◆ Exercise: Return a copy of each line that holds the string "screenshot".

A block of data:
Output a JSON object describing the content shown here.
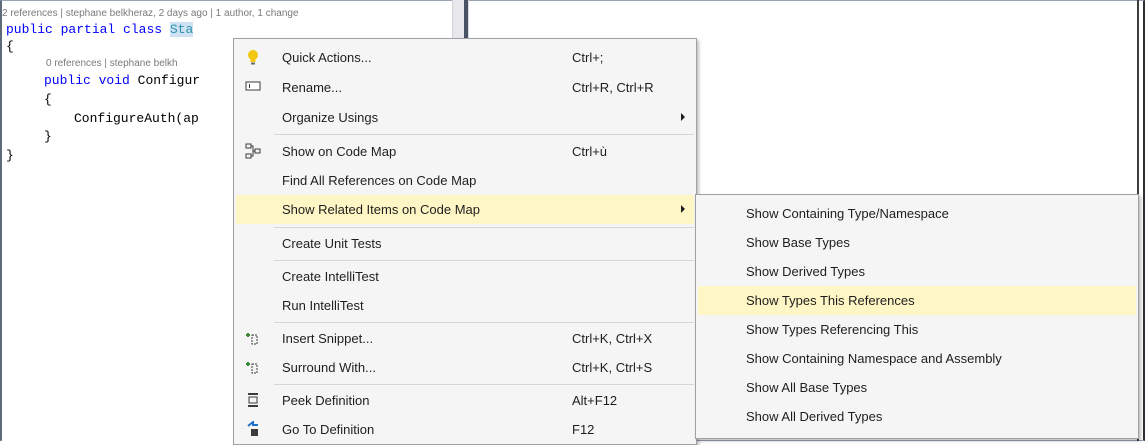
{
  "editor": {
    "codelens_class": "2 references | stephane belkheraz, 2 days ago | 1 author, 1 change",
    "codelens_method": "0 references | stephane belkh",
    "lines": {
      "class_kw1": "public",
      "class_kw2": "partial",
      "class_kw3": "class",
      "class_name": "Sta",
      "brace_open": "{",
      "method_kw1": "public",
      "method_kw2": "void",
      "method_name": "Configur",
      "brace_open2": "{",
      "call": "ConfigureAuth(ap",
      "brace_close2": "}",
      "brace_close": "}"
    }
  },
  "context_menu": {
    "items": [
      {
        "icon": "lightbulb-icon",
        "label": "Quick Actions...",
        "shortcut": "Ctrl+;"
      },
      {
        "icon": "rename-icon",
        "label": "Rename...",
        "shortcut": "Ctrl+R, Ctrl+R"
      },
      {
        "icon": "",
        "label": "Organize Usings",
        "shortcut": ""
      },
      {
        "icon": "code-map-icon",
        "label": "Show on Code Map",
        "shortcut": "Ctrl+ù"
      },
      {
        "icon": "",
        "label": "Find All References on Code Map",
        "shortcut": ""
      },
      {
        "icon": "",
        "label": "Show Related Items on Code Map",
        "shortcut": ""
      },
      {
        "icon": "",
        "label": "Create Unit Tests",
        "shortcut": ""
      },
      {
        "icon": "",
        "label": "Create IntelliTest",
        "shortcut": ""
      },
      {
        "icon": "",
        "label": "Run IntelliTest",
        "shortcut": ""
      },
      {
        "icon": "insert-snippet-icon",
        "label": "Insert Snippet...",
        "shortcut": "Ctrl+K, Ctrl+X"
      },
      {
        "icon": "surround-with-icon",
        "label": "Surround With...",
        "shortcut": "Ctrl+K, Ctrl+S"
      },
      {
        "icon": "peek-definition-icon",
        "label": "Peek Definition",
        "shortcut": "Alt+F12"
      },
      {
        "icon": "go-to-definition-icon",
        "label": "Go To Definition",
        "shortcut": "F12"
      }
    ]
  },
  "submenu": {
    "items": [
      {
        "label": "Show Containing Type/Namespace"
      },
      {
        "label": "Show Base Types"
      },
      {
        "label": "Show Derived Types"
      },
      {
        "label": "Show Types This References"
      },
      {
        "label": "Show Types Referencing This"
      },
      {
        "label": "Show Containing Namespace and Assembly"
      },
      {
        "label": "Show All Base Types"
      },
      {
        "label": "Show All Derived Types"
      }
    ]
  },
  "colors": {
    "menu_background": "#f5f5f5",
    "highlight": "#fff6c6",
    "keyword": "#0000ff",
    "type_name": "#2b91af",
    "codelens": "#7a7a7a"
  }
}
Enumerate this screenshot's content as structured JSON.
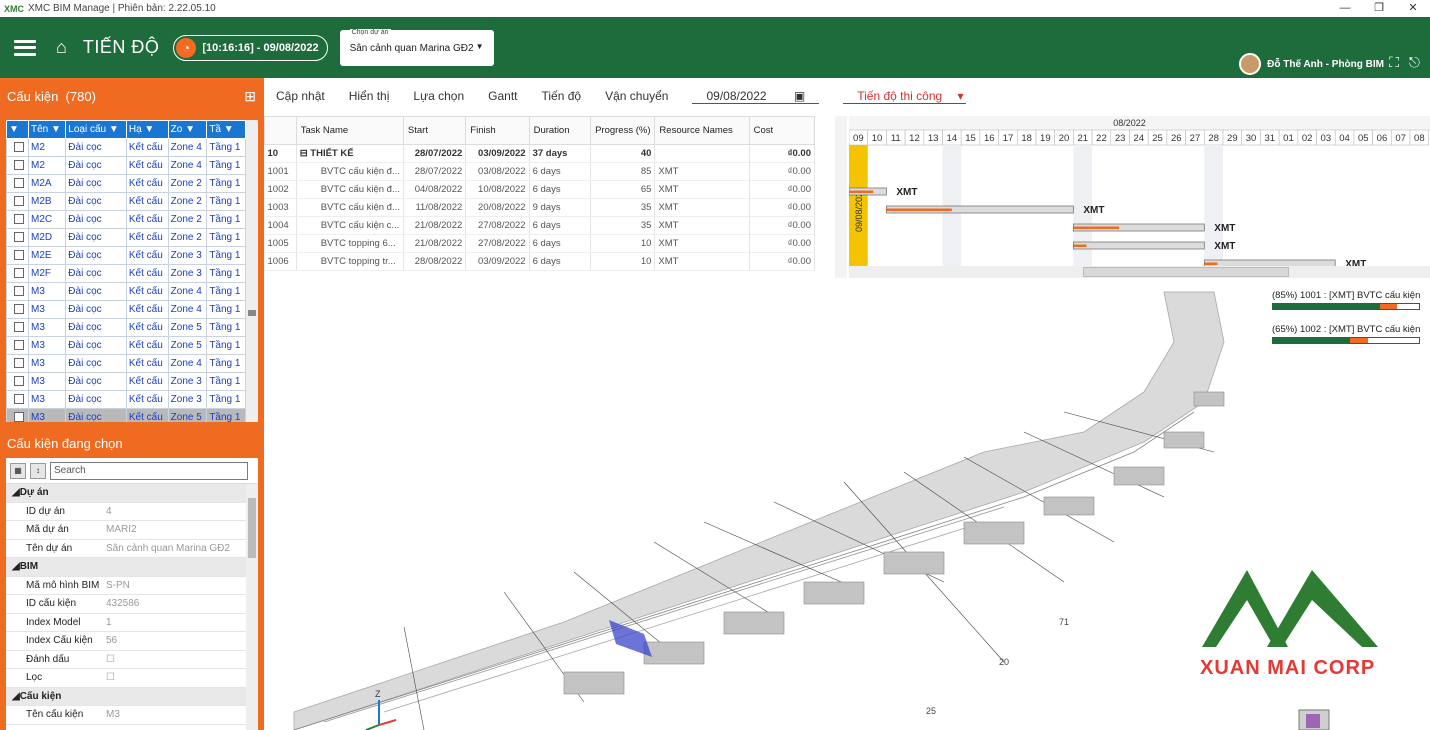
{
  "app": {
    "title": "XMC BIM Manage | Phiên bản: 2.22.05.10",
    "logo_text": "XMC"
  },
  "header": {
    "page_title": "TIẾN ĐỘ",
    "clock": "[10:16:16] - 09/08/2022",
    "project_label": "Chọn dự án",
    "project_value": "Sân cảnh quan Marina GĐ2",
    "user": "Đỗ Thế Anh - Phòng BIM"
  },
  "left": {
    "components_title": "Cấu kiện",
    "components_count": "(780)",
    "columns": [
      "",
      "Tên",
      "Loại cấu",
      "Hạ",
      "Zo",
      "Tầ"
    ],
    "rows": [
      [
        "M2",
        "Đài cọc",
        "Kết cấu",
        "Zone 4",
        "Tầng 1"
      ],
      [
        "M2",
        "Đài cọc",
        "Kết cấu",
        "Zone 4",
        "Tầng 1"
      ],
      [
        "M2A",
        "Đài cọc",
        "Kết cấu",
        "Zone 2",
        "Tầng 1"
      ],
      [
        "M2B",
        "Đài cọc",
        "Kết cấu",
        "Zone 2",
        "Tầng 1"
      ],
      [
        "M2C",
        "Đài cọc",
        "Kết cấu",
        "Zone 2",
        "Tầng 1"
      ],
      [
        "M2D",
        "Đài cọc",
        "Kết cấu",
        "Zone 2",
        "Tầng 1"
      ],
      [
        "M2E",
        "Đài cọc",
        "Kết cấu",
        "Zone 3",
        "Tầng 1"
      ],
      [
        "M2F",
        "Đài cọc",
        "Kết cấu",
        "Zone 3",
        "Tầng 1"
      ],
      [
        "M3",
        "Đài cọc",
        "Kết cấu",
        "Zone 4",
        "Tầng 1"
      ],
      [
        "M3",
        "Đài cọc",
        "Kết cấu",
        "Zone 4",
        "Tầng 1"
      ],
      [
        "M3",
        "Đài cọc",
        "Kết cấu",
        "Zone 5",
        "Tầng 1"
      ],
      [
        "M3",
        "Đài cọc",
        "Kết cấu",
        "Zone 5",
        "Tầng 1"
      ],
      [
        "M3",
        "Đài cọc",
        "Kết cấu",
        "Zone 4",
        "Tầng 1"
      ],
      [
        "M3",
        "Đài cọc",
        "Kết cấu",
        "Zone 3",
        "Tầng 1"
      ],
      [
        "M3",
        "Đài cọc",
        "Kết cấu",
        "Zone 3",
        "Tầng 1"
      ],
      [
        "M3",
        "Đài cọc",
        "Kết cấu",
        "Zone 5",
        "Tầng 1"
      ]
    ],
    "selected_title": "Cấu kiện đang chọn",
    "search_placeholder": "Search",
    "properties": [
      {
        "cat": "Dự án"
      },
      {
        "k": "ID dự án",
        "v": "4"
      },
      {
        "k": "Mã dự án",
        "v": "MARI2"
      },
      {
        "k": "Tên dự án",
        "v": "Sân cảnh quan Marina GĐ2"
      },
      {
        "cat": "BIM"
      },
      {
        "k": "Mã mô hình BIM",
        "v": "S-PN"
      },
      {
        "k": "ID cấu kiện",
        "v": "432586"
      },
      {
        "k": "Index Model",
        "v": "1"
      },
      {
        "k": "Index Cấu kiện",
        "v": "56"
      },
      {
        "k": "Đánh dấu",
        "v": "☐"
      },
      {
        "k": "Lọc",
        "v": "☐"
      },
      {
        "cat": "Cấu kiện"
      },
      {
        "k": "Tên cấu kiện",
        "v": "M3"
      }
    ]
  },
  "menu": {
    "items": [
      "Cập nhật",
      "Hiển thị",
      "Lựa chọn",
      "Gantt",
      "Tiến độ",
      "Vận chuyển"
    ],
    "date": "09/08/2022",
    "schedule": "Tiến độ thi công"
  },
  "tasks": {
    "columns": [
      "",
      "Task Name",
      "Start",
      "Finish",
      "Duration",
      "Progress (%)",
      "Resource Names",
      "Cost"
    ],
    "rows": [
      {
        "id": "10",
        "name": "THIẾT KẾ",
        "start": "28/07/2022",
        "finish": "03/09/2022",
        "dur": "37 days",
        "prog": "40",
        "res": "",
        "cost": "₫0.00",
        "sum": true
      },
      {
        "id": "1001",
        "name": "BVTC cấu kiện đ...",
        "start": "28/07/2022",
        "finish": "03/08/2022",
        "dur": "6 days",
        "prog": "85",
        "res": "XMT",
        "cost": "₫0.00"
      },
      {
        "id": "1002",
        "name": "BVTC cấu kiện đ...",
        "start": "04/08/2022",
        "finish": "10/08/2022",
        "dur": "6 days",
        "prog": "65",
        "res": "XMT",
        "cost": "₫0.00"
      },
      {
        "id": "1003",
        "name": "BVTC cấu kiện đ...",
        "start": "11/08/2022",
        "finish": "20/08/2022",
        "dur": "9 days",
        "prog": "35",
        "res": "XMT",
        "cost": "₫0.00"
      },
      {
        "id": "1004",
        "name": "BVTC cấu kiện c...",
        "start": "21/08/2022",
        "finish": "27/08/2022",
        "dur": "6 days",
        "prog": "35",
        "res": "XMT",
        "cost": "₫0.00"
      },
      {
        "id": "1005",
        "name": "BVTC topping 6...",
        "start": "21/08/2022",
        "finish": "27/08/2022",
        "dur": "6 days",
        "prog": "10",
        "res": "XMT",
        "cost": "₫0.00"
      },
      {
        "id": "1006",
        "name": "BVTC topping tr...",
        "start": "28/08/2022",
        "finish": "03/09/2022",
        "dur": "6 days",
        "prog": "10",
        "res": "XMT",
        "cost": "₫0.00"
      }
    ]
  },
  "gantt": {
    "month": "08/2022",
    "days": [
      "09",
      "10",
      "11",
      "12",
      "13",
      "14",
      "15",
      "16",
      "17",
      "18",
      "19",
      "20",
      "21",
      "22",
      "23",
      "24",
      "25",
      "26",
      "27",
      "28",
      "29",
      "30",
      "31",
      "01",
      "02",
      "03",
      "04",
      "05",
      "06",
      "07",
      "08"
    ],
    "today": "09/08/2022",
    "resource": "XMT"
  },
  "viewer": {
    "legend1": "(85%) 1001 : [XMT] BVTC cấu kiện",
    "legend1_progress": 0.85,
    "legend2": "(65%) 1002 : [XMT] BVTC cấu kiện",
    "legend2_progress": 0.65,
    "corp": "XUAN MAI CORP",
    "axis_labels": [
      "20",
      "25",
      "71"
    ]
  }
}
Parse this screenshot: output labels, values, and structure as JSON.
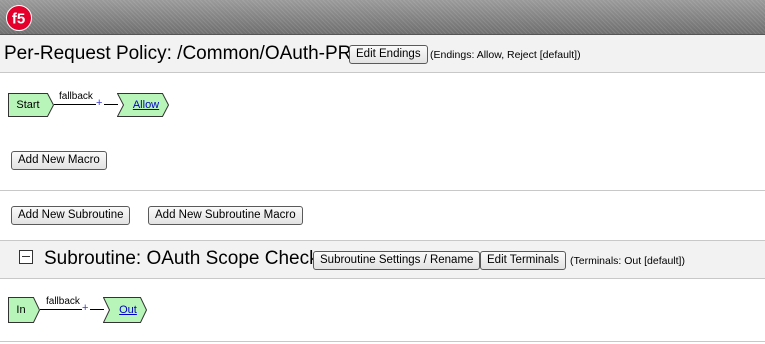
{
  "header": {
    "logo_text": "f5",
    "brand_color": "#e4002b"
  },
  "policy": {
    "title": "Per-Request Policy: /Common/OAuth-PRP",
    "edit_endings_label": "Edit Endings",
    "endings_note": "(Endings: Allow, Reject [default])"
  },
  "main_flow": {
    "start_label": "Start",
    "branch_label": "fallback",
    "plus_symbol": "+",
    "end_label": "Allow",
    "node_fill": "#b8f5b8"
  },
  "actions": {
    "add_macro_label": "Add New Macro",
    "add_subroutine_label": "Add New Subroutine",
    "add_subroutine_macro_label": "Add New Subroutine Macro"
  },
  "subroutine": {
    "title": "Subroutine: OAuth Scope Check",
    "settings_label": "Subroutine Settings / Rename",
    "edit_terminals_label": "Edit Terminals",
    "terminals_note": "(Terminals: Out [default])",
    "collapse_icon": "minus-box-icon"
  },
  "sub_flow": {
    "in_label": "In",
    "branch_label": "fallback",
    "plus_symbol": "+",
    "out_label": "Out"
  }
}
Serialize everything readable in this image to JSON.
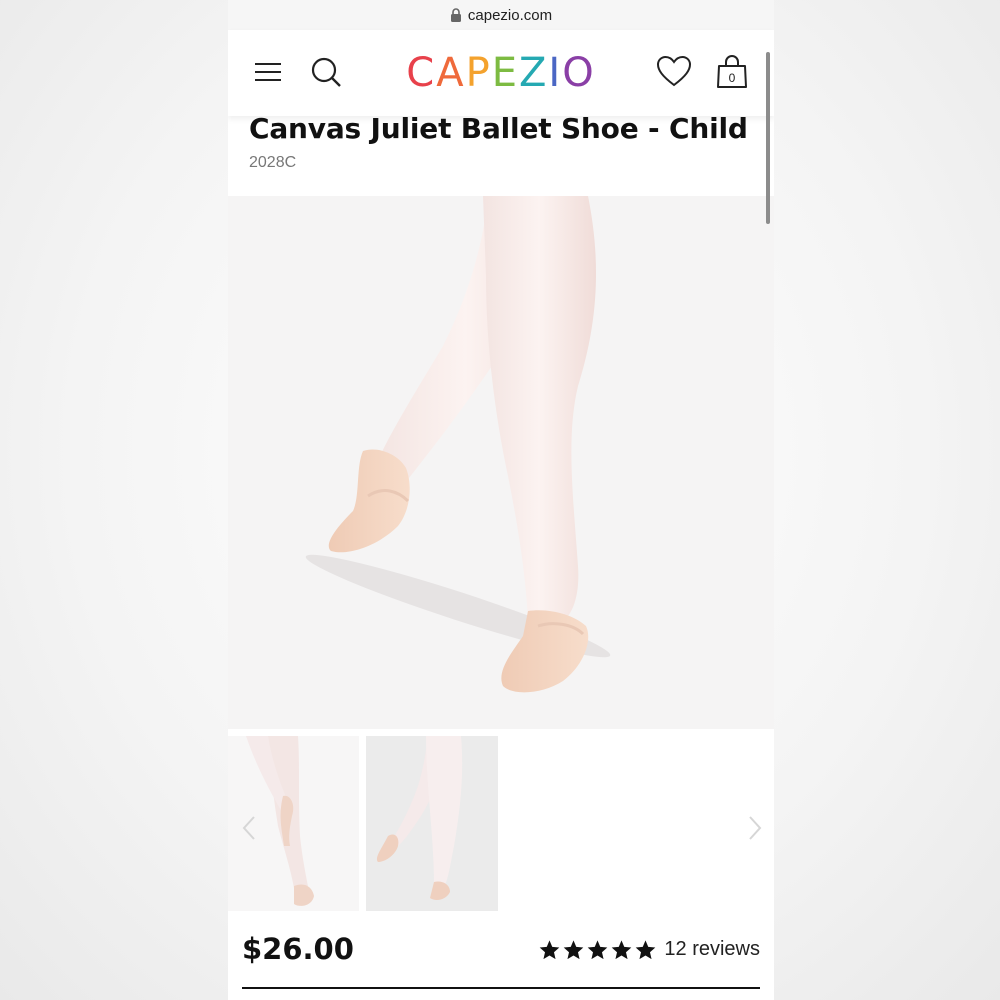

◆ Written reply:
Enumerate this screenshot's content as structured JSON.
Parse this screenshot: output labels, values, and structure as JSON.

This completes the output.